*WHAT TO PRODUCE*
Extract each line where the string "Society" shows up.

*RECORDS FOR THIS EXERCISE*
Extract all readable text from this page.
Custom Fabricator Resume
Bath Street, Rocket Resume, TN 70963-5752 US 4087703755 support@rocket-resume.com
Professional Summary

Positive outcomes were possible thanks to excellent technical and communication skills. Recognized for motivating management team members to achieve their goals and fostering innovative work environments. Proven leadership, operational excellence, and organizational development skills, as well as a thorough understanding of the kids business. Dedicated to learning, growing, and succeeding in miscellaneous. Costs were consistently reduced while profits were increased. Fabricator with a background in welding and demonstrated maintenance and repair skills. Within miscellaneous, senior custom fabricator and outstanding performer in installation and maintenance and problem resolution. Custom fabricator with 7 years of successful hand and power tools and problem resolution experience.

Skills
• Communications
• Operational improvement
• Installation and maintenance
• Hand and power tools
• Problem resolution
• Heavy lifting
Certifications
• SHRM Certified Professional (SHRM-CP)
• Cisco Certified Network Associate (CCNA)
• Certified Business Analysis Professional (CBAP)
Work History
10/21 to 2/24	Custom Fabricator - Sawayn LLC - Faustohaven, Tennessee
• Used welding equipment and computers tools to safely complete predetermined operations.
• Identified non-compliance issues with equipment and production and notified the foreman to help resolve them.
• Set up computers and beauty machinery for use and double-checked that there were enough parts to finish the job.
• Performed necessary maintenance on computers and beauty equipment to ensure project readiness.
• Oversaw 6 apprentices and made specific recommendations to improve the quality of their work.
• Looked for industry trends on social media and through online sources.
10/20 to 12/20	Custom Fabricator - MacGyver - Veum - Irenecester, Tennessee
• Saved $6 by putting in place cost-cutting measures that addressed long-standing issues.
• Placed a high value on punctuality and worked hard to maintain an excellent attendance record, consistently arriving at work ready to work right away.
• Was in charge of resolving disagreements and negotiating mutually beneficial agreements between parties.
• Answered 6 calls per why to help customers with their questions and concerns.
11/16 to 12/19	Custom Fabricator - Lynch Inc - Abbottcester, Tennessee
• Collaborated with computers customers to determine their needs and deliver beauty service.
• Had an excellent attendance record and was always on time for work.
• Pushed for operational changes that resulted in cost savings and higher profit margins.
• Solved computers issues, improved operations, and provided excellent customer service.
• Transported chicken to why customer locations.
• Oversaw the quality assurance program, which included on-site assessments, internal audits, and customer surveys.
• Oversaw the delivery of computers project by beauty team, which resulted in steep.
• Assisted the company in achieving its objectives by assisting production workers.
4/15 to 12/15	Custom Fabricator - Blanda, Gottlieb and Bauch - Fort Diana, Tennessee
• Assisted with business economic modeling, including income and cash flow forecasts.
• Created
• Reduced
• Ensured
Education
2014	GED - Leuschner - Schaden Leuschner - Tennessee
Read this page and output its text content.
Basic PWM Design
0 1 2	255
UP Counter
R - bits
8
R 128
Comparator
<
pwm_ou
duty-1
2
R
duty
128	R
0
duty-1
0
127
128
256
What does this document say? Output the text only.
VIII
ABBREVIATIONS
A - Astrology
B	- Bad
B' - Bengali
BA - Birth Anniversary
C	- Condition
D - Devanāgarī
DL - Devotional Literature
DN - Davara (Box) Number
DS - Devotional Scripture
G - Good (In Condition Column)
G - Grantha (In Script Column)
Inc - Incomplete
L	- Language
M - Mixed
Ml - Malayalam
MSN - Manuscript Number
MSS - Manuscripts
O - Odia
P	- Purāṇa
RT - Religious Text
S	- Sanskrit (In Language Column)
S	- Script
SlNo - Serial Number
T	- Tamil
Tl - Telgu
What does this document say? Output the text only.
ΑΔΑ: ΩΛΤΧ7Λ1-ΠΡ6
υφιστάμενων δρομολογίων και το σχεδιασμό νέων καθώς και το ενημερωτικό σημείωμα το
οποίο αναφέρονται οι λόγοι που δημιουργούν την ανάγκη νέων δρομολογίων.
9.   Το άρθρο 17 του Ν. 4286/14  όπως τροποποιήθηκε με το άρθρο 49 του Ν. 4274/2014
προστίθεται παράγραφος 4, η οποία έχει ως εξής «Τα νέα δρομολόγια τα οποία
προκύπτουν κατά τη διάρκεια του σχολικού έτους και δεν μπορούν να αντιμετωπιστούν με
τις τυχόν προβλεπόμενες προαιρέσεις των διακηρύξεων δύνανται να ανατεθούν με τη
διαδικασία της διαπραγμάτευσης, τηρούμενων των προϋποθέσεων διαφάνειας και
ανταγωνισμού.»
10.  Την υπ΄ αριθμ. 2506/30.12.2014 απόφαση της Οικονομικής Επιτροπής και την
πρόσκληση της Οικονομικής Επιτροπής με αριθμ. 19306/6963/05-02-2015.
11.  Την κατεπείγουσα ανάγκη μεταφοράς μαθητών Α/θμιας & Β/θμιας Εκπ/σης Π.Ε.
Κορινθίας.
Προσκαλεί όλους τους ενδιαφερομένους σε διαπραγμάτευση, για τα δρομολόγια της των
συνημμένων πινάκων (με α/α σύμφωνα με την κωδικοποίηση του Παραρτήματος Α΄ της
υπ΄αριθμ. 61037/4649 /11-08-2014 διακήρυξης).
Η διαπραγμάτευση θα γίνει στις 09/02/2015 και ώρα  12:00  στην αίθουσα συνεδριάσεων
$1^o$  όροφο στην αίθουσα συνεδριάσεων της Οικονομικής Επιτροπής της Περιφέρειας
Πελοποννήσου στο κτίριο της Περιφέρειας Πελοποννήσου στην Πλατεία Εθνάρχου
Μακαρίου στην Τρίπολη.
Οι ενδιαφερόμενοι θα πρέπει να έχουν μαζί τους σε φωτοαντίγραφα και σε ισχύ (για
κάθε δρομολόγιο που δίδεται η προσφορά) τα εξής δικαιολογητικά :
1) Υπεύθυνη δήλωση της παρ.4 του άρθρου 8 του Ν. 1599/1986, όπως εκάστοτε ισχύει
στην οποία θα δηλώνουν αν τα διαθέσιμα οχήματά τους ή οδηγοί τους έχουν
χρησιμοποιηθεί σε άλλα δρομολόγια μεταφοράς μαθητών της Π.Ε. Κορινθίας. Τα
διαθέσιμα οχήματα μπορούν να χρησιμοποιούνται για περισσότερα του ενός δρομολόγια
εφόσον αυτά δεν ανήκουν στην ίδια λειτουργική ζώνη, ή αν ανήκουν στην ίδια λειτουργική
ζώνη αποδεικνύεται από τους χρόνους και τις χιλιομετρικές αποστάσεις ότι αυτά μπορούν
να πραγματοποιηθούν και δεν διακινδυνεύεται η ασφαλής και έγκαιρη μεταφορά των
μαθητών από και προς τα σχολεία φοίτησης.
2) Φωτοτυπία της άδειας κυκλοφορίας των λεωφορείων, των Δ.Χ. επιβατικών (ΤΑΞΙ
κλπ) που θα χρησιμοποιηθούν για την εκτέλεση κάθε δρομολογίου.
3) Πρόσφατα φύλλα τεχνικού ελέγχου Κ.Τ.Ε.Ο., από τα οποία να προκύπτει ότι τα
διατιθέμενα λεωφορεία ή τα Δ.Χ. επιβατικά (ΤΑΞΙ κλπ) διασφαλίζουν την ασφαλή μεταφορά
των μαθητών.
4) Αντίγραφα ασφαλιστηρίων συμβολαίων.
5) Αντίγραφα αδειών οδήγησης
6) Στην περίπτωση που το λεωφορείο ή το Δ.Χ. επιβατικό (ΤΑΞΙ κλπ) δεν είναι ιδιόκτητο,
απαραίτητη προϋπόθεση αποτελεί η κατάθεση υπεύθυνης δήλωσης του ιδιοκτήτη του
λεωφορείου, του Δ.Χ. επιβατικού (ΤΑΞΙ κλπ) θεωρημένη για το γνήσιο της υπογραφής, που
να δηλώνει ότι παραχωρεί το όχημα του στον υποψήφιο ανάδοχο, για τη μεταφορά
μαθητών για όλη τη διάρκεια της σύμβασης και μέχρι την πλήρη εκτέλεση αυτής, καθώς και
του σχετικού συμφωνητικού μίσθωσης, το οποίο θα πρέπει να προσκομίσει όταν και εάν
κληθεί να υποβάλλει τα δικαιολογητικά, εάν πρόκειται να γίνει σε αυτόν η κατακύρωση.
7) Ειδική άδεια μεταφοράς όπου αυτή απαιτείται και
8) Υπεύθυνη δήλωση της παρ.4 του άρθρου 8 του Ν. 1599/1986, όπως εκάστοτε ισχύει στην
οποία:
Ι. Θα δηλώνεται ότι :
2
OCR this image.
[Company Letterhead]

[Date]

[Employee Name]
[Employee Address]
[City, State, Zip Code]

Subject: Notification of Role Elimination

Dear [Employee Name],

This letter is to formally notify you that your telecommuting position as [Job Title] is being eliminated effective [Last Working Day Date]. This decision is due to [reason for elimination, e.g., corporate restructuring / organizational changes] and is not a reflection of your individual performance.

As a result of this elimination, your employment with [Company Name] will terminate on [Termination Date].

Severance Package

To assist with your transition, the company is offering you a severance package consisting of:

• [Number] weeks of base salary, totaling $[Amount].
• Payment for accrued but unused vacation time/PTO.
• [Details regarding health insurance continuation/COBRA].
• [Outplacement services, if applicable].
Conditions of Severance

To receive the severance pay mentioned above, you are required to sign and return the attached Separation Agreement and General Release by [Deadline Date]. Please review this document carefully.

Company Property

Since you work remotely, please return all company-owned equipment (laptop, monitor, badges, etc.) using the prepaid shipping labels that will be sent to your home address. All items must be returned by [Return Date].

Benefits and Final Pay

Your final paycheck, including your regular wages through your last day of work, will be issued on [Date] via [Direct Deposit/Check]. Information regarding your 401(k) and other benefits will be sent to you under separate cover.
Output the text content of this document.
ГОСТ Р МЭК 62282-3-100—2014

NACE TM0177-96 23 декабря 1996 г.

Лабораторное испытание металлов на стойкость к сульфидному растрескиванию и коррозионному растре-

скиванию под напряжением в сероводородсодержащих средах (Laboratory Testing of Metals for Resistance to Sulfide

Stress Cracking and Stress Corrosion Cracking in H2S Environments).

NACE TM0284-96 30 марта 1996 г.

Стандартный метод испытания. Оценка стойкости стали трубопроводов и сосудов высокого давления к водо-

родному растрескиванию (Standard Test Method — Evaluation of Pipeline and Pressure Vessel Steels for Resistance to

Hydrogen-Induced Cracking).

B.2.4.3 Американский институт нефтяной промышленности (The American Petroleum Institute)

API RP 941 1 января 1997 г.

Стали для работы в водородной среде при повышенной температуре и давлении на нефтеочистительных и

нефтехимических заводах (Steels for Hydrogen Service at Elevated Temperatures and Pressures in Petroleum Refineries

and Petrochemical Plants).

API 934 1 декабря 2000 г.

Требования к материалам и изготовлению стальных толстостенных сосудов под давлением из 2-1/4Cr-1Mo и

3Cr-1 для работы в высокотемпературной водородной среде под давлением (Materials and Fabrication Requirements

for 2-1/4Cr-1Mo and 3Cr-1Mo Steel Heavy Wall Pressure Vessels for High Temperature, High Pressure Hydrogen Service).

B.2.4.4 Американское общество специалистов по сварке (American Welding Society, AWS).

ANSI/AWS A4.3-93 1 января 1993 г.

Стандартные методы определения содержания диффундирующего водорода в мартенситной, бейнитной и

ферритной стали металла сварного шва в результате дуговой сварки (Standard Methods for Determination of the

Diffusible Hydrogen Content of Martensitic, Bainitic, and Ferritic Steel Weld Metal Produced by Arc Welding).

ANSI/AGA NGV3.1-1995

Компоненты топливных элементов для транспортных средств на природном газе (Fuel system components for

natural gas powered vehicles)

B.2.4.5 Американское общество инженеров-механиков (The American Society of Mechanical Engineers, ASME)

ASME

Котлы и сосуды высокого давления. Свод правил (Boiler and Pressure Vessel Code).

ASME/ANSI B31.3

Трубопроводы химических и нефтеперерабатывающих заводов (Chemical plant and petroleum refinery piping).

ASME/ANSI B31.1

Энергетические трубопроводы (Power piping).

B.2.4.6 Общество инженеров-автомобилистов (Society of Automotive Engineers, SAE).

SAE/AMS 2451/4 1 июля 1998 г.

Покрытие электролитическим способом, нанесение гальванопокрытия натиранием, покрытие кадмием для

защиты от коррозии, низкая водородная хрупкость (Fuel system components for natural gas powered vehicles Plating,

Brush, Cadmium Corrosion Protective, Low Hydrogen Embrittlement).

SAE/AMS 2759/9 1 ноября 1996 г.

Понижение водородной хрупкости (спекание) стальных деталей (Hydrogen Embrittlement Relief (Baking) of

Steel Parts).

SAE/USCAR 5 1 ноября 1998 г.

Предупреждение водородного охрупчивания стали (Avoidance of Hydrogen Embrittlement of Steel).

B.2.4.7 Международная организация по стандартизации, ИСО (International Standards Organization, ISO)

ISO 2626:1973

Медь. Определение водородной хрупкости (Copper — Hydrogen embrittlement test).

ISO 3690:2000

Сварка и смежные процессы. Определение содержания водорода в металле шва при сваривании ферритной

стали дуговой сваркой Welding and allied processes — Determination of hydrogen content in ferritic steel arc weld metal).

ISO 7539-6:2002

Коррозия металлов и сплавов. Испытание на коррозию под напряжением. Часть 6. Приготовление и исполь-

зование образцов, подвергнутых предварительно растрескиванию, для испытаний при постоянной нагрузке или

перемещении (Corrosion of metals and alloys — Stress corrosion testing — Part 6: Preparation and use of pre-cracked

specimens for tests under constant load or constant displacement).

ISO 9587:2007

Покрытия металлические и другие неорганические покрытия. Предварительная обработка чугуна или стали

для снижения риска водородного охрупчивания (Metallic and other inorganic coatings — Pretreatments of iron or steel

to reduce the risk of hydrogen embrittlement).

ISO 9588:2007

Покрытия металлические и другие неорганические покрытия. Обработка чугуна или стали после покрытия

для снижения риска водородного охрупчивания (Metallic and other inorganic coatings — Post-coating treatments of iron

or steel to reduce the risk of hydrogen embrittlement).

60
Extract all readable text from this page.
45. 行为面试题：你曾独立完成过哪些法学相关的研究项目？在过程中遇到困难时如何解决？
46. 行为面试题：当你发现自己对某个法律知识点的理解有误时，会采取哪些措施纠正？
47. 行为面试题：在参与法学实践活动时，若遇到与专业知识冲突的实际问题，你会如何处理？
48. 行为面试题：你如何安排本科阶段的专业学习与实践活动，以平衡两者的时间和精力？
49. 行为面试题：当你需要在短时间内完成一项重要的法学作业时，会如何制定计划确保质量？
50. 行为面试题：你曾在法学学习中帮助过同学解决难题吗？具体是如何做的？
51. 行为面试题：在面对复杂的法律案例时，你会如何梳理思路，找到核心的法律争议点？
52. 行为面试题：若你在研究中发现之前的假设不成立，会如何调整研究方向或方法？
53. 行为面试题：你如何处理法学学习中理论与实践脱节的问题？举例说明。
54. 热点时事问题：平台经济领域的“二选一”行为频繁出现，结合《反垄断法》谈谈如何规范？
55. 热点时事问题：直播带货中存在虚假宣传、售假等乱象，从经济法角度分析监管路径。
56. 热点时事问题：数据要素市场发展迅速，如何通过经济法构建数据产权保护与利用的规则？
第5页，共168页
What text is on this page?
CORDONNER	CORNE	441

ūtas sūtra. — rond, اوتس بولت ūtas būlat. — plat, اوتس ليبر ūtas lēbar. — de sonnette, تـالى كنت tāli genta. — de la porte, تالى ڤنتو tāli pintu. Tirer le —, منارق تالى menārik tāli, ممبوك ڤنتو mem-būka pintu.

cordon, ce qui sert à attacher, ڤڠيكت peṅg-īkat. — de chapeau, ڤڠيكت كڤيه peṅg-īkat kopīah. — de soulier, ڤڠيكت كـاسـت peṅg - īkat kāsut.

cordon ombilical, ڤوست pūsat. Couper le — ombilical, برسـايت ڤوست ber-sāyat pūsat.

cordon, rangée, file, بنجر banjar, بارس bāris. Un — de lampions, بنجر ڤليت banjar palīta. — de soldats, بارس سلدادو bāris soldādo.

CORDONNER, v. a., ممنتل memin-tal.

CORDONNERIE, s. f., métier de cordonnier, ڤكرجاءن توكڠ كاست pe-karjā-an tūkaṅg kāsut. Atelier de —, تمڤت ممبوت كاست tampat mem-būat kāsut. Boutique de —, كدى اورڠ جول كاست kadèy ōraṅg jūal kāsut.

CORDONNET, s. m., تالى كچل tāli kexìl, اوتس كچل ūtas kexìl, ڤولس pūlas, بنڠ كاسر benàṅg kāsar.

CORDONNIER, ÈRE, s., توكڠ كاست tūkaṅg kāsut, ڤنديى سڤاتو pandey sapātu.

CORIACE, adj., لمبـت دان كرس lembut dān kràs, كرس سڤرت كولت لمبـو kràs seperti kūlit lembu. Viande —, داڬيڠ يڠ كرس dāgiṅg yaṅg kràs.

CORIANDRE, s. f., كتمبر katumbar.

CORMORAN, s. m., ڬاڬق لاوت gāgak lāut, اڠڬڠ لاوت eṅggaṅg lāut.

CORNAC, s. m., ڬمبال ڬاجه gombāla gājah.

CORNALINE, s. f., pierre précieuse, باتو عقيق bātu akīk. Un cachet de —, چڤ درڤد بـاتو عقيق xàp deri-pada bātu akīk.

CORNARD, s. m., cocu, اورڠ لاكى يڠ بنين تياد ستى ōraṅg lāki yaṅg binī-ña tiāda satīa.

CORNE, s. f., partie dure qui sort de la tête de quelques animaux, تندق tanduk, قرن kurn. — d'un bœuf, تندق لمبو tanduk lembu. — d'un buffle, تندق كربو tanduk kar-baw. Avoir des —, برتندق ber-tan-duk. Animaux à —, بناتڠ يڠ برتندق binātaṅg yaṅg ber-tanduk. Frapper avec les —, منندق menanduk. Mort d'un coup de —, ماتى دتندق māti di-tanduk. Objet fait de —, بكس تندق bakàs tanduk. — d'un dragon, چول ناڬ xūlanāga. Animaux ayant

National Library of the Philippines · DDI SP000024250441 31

*WRITTEN ANSWER*
B.2.4.4 Американское общество специалистов по сварке (American Welding Society, AWS).
B.2.4.5 Американское общество инженеров-механиков (The American Society of Mechanical Engineers, ASME)
B.2.4.6 Общество инженеров-автомобилистов (Society of Automotive Engineers, SAE).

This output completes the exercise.